(begin)

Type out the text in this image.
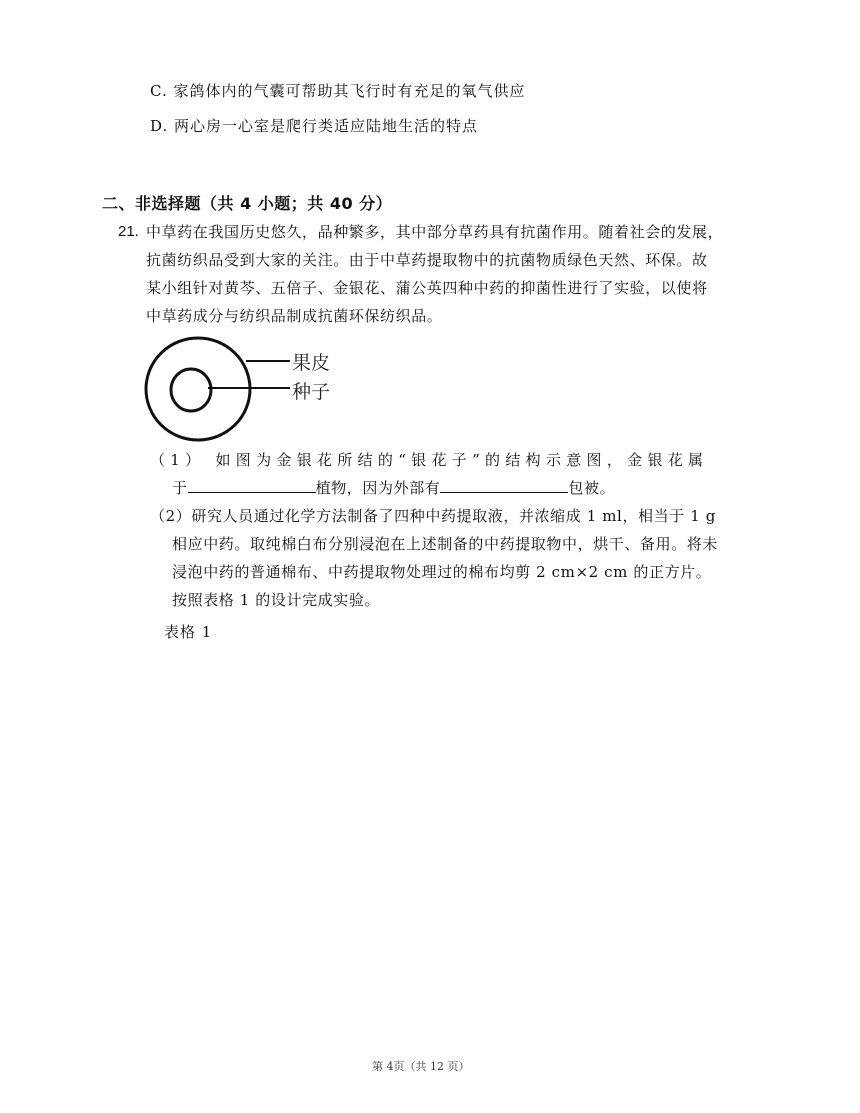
C. 家鸽体内的气囊可帮助其飞行时有充足的氧气供应
D. 两心房一心室是爬行类适应陆地生活的特点
二、非选择题（共 4 小题；共 40 分）
21. 中草药在我国历史悠久，品种繁多，其中部分草药具有抗菌作用。随着社会的发展，
抗菌纺织品受到大家的关注。由于中草药提取物中的抗菌物质绿色天然、环保。故
某小组针对黄芩、五倍子、金银花、蒲公英四种中药的抑菌性进行了实验，以使将
中草药成分与纺织品制成抗菌环保纺织品。
果皮
种子
（1） 如图为金银花所结的“银花子”的结构示意图，金银花属
于	植物，因为外部有	包被。
（2）研究人员通过化学方法制备了四种中药提取液，并浓缩成 1 ml，相当于 1 g
相应中药。取纯棉白布分别浸泡在上述制备的中药提取物中，烘干、备用。将未
浸泡中药的普通棉布、中药提取物处理过的棉布均剪 2 cm×2 cm 的正方片。
按照表格 1 的设计完成实验。
表格 1
第 4页（共 12 页）
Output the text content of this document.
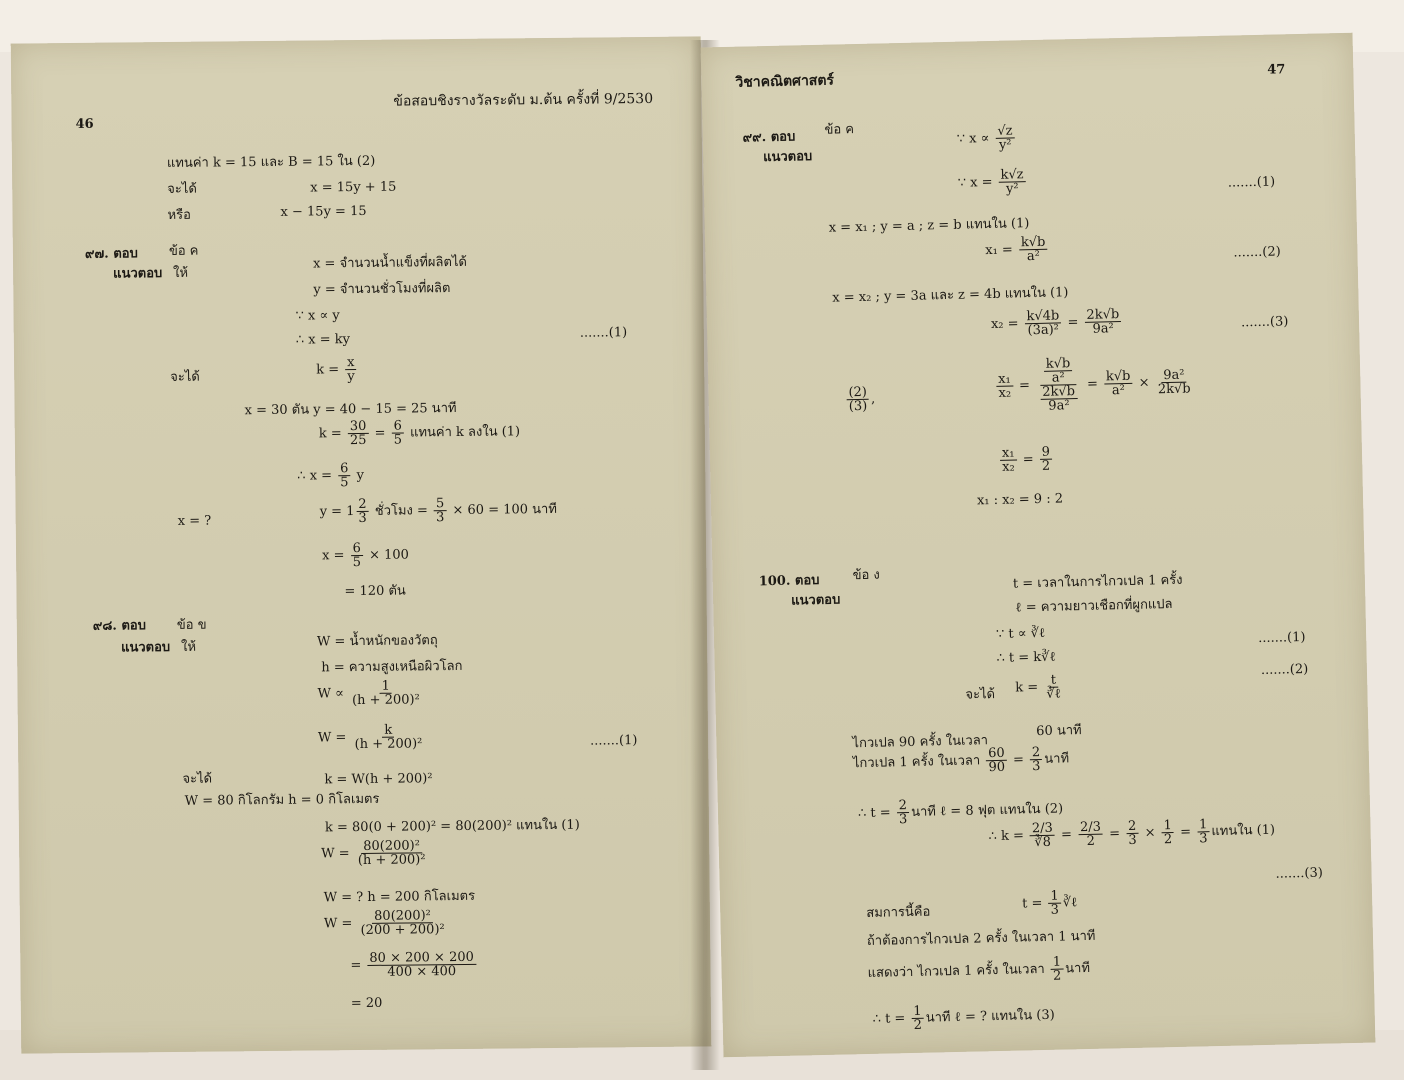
46
ข้อสอบชิงรางวัลระดับ ม.ต้น ครั้งที่ 9/2530
แทนค่า k = 15 และ B = 15 ใน (2)
จะได้	x = 15y + 15
หรือ	x − 15y = 15
๙๗. ตอบ ข้อ ค
แนวตอบ ให้
x = จำนวนน้ำแข็งที่ผลิตได้
y = จำนวนชั่วโมงที่ผลิต
∵ x ∝ y
∴ x = ky	.......(1)
จะได้	$k = \frac{x}{y}$
x = 30 ตัน y = 40 − 15 = 25 นาที
$k = \frac{30}{25} = \frac{6}{5}$ แทนค่า k ลงใน (1)
∴ $x = \frac{6}{5}$ y
x = ?
$y = 1 \frac{2}{3}$ ชั่วโมง = $\frac{5}{3} \times 60 = 100$ นาที
$x = \frac{6}{5} \times 100$
= 120 ตัน
๙๘. ตอบ ข้อ ข
แนวตอบ ให้	W = น้ำหนักของวัตถุ
h = ความสูงเหนือผิวโลก
$W \propto \frac{1}{\text{(h + 200)²}}$
$W = \frac{k}{\text{(h + 200)²}}$	.......(1)
จะได้	k = W(h + 200)²
W = 80 กิโลกรัม h = 0 กิโลเมตร
k = 80(0 + 200)² = 80(200)² แทนใน (1)
$W = \frac{\text{80(200)²}}{\text{(h + 200)²}}$
W = ? h = 200 กิโลเมตร
$W = \frac{\text{80(200)²}}{\text{(200 + 200)²}}$
= $\frac{80 \times 200 \times 200}{400 \times 400}$
= 20
วิชาคณิตศาสตร์
47
๙๙. ตอบ ข้อ ค
แนวตอบ
∵ $x \propto \frac{√z}{\text{y²}}$
∵ $x = \frac{k√z}{\text{y²}}$	.......(1)
x = x₁ ; y = a ; z = b แทนใน (1)
$x_1 = \frac{k√b}{\text{a²}}$	.......(2)
x = x₂ ; y = 3a และ z = 4b แทนใน (1)
$x_2 = \frac{k√4b}{\text{(3a)²}} = \frac{2k√b}{\text{9a²}}$	.......(3)
$\frac{(2)}{(3)}$ ,	$\frac{\text{x₁}}{\text{x₂}} = \frac{\frac{k√b}{\text{a²}}}{\frac{2k√b}{\text{9a²}}} = \frac{k√b}{\text{a²}} \times \frac{\text{9a²}}{2k√b}$
$\frac{\text{x₁}}{\text{x₂}} = \frac{9}{2}$
x₁ : x₂ = 9 : 2
100. ตอบ	ข้อ ง
แนวตอบ
t = เวลาในการไกวเปล 1 ครั้ง
ℓ = ความยาวเชือกที่ผูกแปล
∵ t ∝ ∛ℓ	.......(1)
∴ t = k∛ℓ
.......(2)
จะได้ $k = \frac{t}{\text{∛ℓ}}$
ไกวเปล 90 ครั้ง ในเวลา
60 นาที
ไกวเปล 1 ครั้ง ในเวลา $\frac{60}{90} = \frac{2}{3}$ นาที
∴ $t = \frac{2}{3}$ นาที ℓ = 8 ฟุต แทนใน (2)
∴ $k = \frac{2/3}{∛8} = \frac{2/3}{2} = \frac{2}{3} \times \frac{1}{2} = \frac{1}{3}$ แทนใน (1)
.......(3)
สมการนี้คือ
$t = \frac{1}{3}$ ∛ℓ
ถ้าต้องการไกวเปล 2 ครั้ง ในเวลา 1 นาที
แสดงว่า ไกวเปล 1 ครั้ง ในเวลา $\frac{1}{2}$ นาที
∴ $t = \frac{1}{2}$ นาที ℓ = ? แทนใน (3)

(end)

> [Given exercise]:
Write out each entry exactly as given, omitting any picture.

> [Answer]:
Type out the text in this image.
C. 家鸽体内的气囊可帮助其飞行时有充足的氧气供应
D. 两心房一心室是爬行类适应陆地生活的特点
二、非选择题（共 4 小题；共 40 分）
21. 中草药在我国历史悠久，品种繁多，其中部分草药具有抗菌作用。随着社会的发展，
抗菌纺织品受到大家的关注。由于中草药提取物中的抗菌物质绿色天然、环保。故
某小组针对黄芩、五倍子、金银花、蒲公英四种中药的抑菌性进行了实验，以使将
中草药成分与纺织品制成抗菌环保纺织品。
果皮
种子
（1） 如图为金银花所结的“银花子”的结构示意图，金银花属
于	植物，因为外部有	包被。
（2）研究人员通过化学方法制备了四种中药提取液，并浓缩成 1 ml，相当于 1 g
相应中药。取纯棉白布分别浸泡在上述制备的中药提取物中，烘干、备用。将未
浸泡中药的普通棉布、中药提取物处理过的棉布均剪 2 cm×2 cm 的正方片。
按照表格 1 的设计完成实验。
表格 1
第 4页（共 12 页）
Output the text content of this document.
46
ข้อสอบชิงรางวัลระดับ ม.ต้น ครั้งที่ 9/2530
แทนค่า k = 15 และ B = 15 ใน (2)
จะได้	x = 15y + 15
หรือ	x − 15y = 15
๙๗. ตอบ ข้อ ค
แนวตอบ ให้
x = จำนวนน้ำแข็งที่ผลิตได้
y = จำนวนชั่วโมงที่ผลิต
∵ x ∝ y
∴ x = ky	.......(1)
จะได้	$k = \frac{x}{y}$
x = 30 ตัน y = 40 − 15 = 25 นาที
$k = \frac{30}{25} = \frac{6}{5}$ แทนค่า k ลงใน (1)
∴ $x = \frac{6}{5}$ y
x = ?
$y = 1 \frac{2}{3}$ ชั่วโมง = $\frac{5}{3} \times 60 = 100$ นาที
$x = \frac{6}{5} \times 100$
= 120 ตัน
๙๘. ตอบ ข้อ ข
แนวตอบ ให้	W = น้ำหนักของวัตถุ
h = ความสูงเหนือผิวโลก
$W \propto \frac{1}{\text{(h + 200)²}}$
$W = \frac{k}{\text{(h + 200)²}}$	.......(1)
จะได้	k = W(h + 200)²
W = 80 กิโลกรัม h = 0 กิโลเมตร
k = 80(0 + 200)² = 80(200)² แทนใน (1)
$W = \frac{\text{80(200)²}}{\text{(h + 200)²}}$
W = ? h = 200 กิโลเมตร
$W = \frac{\text{80(200)²}}{\text{(200 + 200)²}}$
= $\frac{80 \times 200 \times 200}{400 \times 400}$
= 20
วิชาคณิตศาสตร์
47
๙๙. ตอบ ข้อ ค
แนวตอบ
∵ $x \propto \frac{√z}{\text{y²}}$
∵ $x = \frac{k√z}{\text{y²}}$	.......(1)
x = x₁ ; y = a ; z = b แทนใน (1)
$x_1 = \frac{k√b}{\text{a²}}$	.......(2)
x = x₂ ; y = 3a และ z = 4b แทนใน (1)
$x_2 = \frac{k√4b}{\text{(3a)²}} = \frac{2k√b}{\text{9a²}}$	.......(3)
$\frac{(2)}{(3)}$ ,	$\frac{\text{x₁}}{\text{x₂}} = \frac{\frac{k√b}{\text{a²}}}{\frac{2k√b}{\text{9a²}}} = \frac{k√b}{\text{a²}} \times \frac{\text{9a²}}{2k√b}$
$\frac{\text{x₁}}{\text{x₂}} = \frac{9}{2}$
x₁ : x₂ = 9 : 2
100. ตอบ	ข้อ ง
แนวตอบ
t = เวลาในการไกวเปล 1 ครั้ง
ℓ = ความยาวเชือกที่ผูกแปล
∵ t ∝ ∛ℓ	.......(1)
∴ t = k∛ℓ
.......(2)
จะได้ $k = \frac{t}{\text{∛ℓ}}$
ไกวเปล 90 ครั้ง ในเวลา
60 นาที
ไกวเปล 1 ครั้ง ในเวลา $\frac{60}{90} = \frac{2}{3}$ นาที
∴ $t = \frac{2}{3}$ นาที ℓ = 8 ฟุต แทนใน (2)
∴ $k = \frac{2/3}{∛8} = \frac{2/3}{2} = \frac{2}{3} \times \frac{1}{2} = \frac{1}{3}$ แทนใน (1)
.......(3)
สมการนี้คือ
$t = \frac{1}{3}$ ∛ℓ
ถ้าต้องการไกวเปล 2 ครั้ง ในเวลา 1 นาที
แสดงว่า ไกวเปล 1 ครั้ง ในเวลา $\frac{1}{2}$ นาที
∴ $t = \frac{1}{2}$ นาที ℓ = ? แทนใน (3)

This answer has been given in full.